[Stored records]
* Begin *

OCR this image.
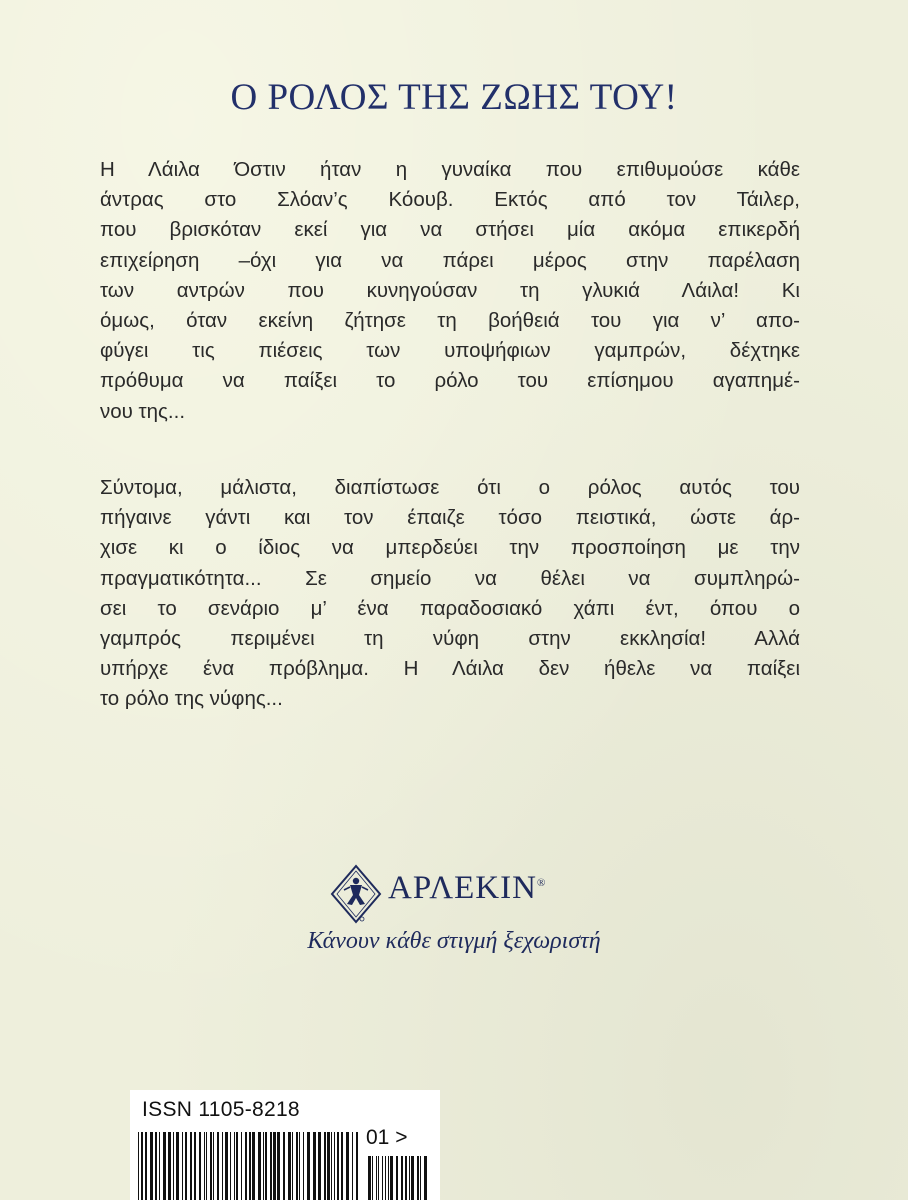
Ο ΡΟΛΟΣ ΤΗΣ ΖΩΗΣ ΤΟΥ!
Η Λάιλα Όστιν ήταν η γυναίκα που επιθυμούσε κάθε
άντρας στο Σλόαν’ς Κόουβ. Εκτός από τον Τάιλερ,
που βρισκόταν εκεί για να στήσει μία ακόμα επικερδή
επιχείρηση –όχι για να πάρει μέρος στην παρέλαση
των αντρών που κυνηγούσαν τη γλυκιά Λάιλα! Κι
όμως, όταν εκείνη ζήτησε τη βοήθειά του για ν’ απο-
φύγει τις πιέσεις των υποψήφιων γαμπρών, δέχτηκε
πρόθυμα να παίξει το ρόλο του επίσημου αγαπημέ-
νου της...
Σύντομα, μάλιστα, διαπίστωσε ότι ο ρόλος αυτός του
πήγαινε γάντι και τον έπαιζε τόσο πειστικά, ώστε άρ-
χισε κι ο ίδιος να μπερδεύει την προσποίηση με την
πραγματικότητα... Σε σημείο να θέλει να συμπληρώ-
σει το σενάριο μ’ ένα παραδοσιακό χάπι έντ, όπου ο
γαμπρός περιμένει τη νύφη στην εκκλησία! Αλλά
υπήρχε ένα πρόβλημα. Η Λάιλα δεν ήθελε να παίξει
το ρόλο της νύφης...
ΑΡΛΕΚΙΝ®
Κάνουν κάθε στιγμή ξεχωριστή
ISSN 1105-8218
01 >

* End *

WHAT YOU WILL DO - Write the listing out a second time exactly, dropping all images.

SOLUTION TO THIS TASK -
OCR this image.
Ο ΡΟΛΟΣ ΤΗΣ ΖΩΗΣ ΤΟΥ!
Η Λάιλα Όστιν ήταν η γυναίκα που επιθυμούσε κάθε
άντρας στο Σλόαν’ς Κόουβ. Εκτός από τον Τάιλερ,
που βρισκόταν εκεί για να στήσει μία ακόμα επικερδή
επιχείρηση –όχι για να πάρει μέρος στην παρέλαση
των αντρών που κυνηγούσαν τη γλυκιά Λάιλα! Κι
όμως, όταν εκείνη ζήτησε τη βοήθειά του για ν’ απο-
φύγει τις πιέσεις των υποψήφιων γαμπρών, δέχτηκε
πρόθυμα να παίξει το ρόλο του επίσημου αγαπημέ-
νου της...
Σύντομα, μάλιστα, διαπίστωσε ότι ο ρόλος αυτός του
πήγαινε γάντι και τον έπαιζε τόσο πειστικά, ώστε άρ-
χισε κι ο ίδιος να μπερδεύει την προσποίηση με την
πραγματικότητα... Σε σημείο να θέλει να συμπληρώ-
σει το σενάριο μ’ ένα παραδοσιακό χάπι έντ, όπου ο
γαμπρός περιμένει τη νύφη στην εκκλησία! Αλλά
υπήρχε ένα πρόβλημα. Η Λάιλα δεν ήθελε να παίξει
το ρόλο της νύφης...
ΑΡΛΕΚΙΝ®
Κάνουν κάθε στιγμή ξεχωριστή
ISSN 1105-8218
01 >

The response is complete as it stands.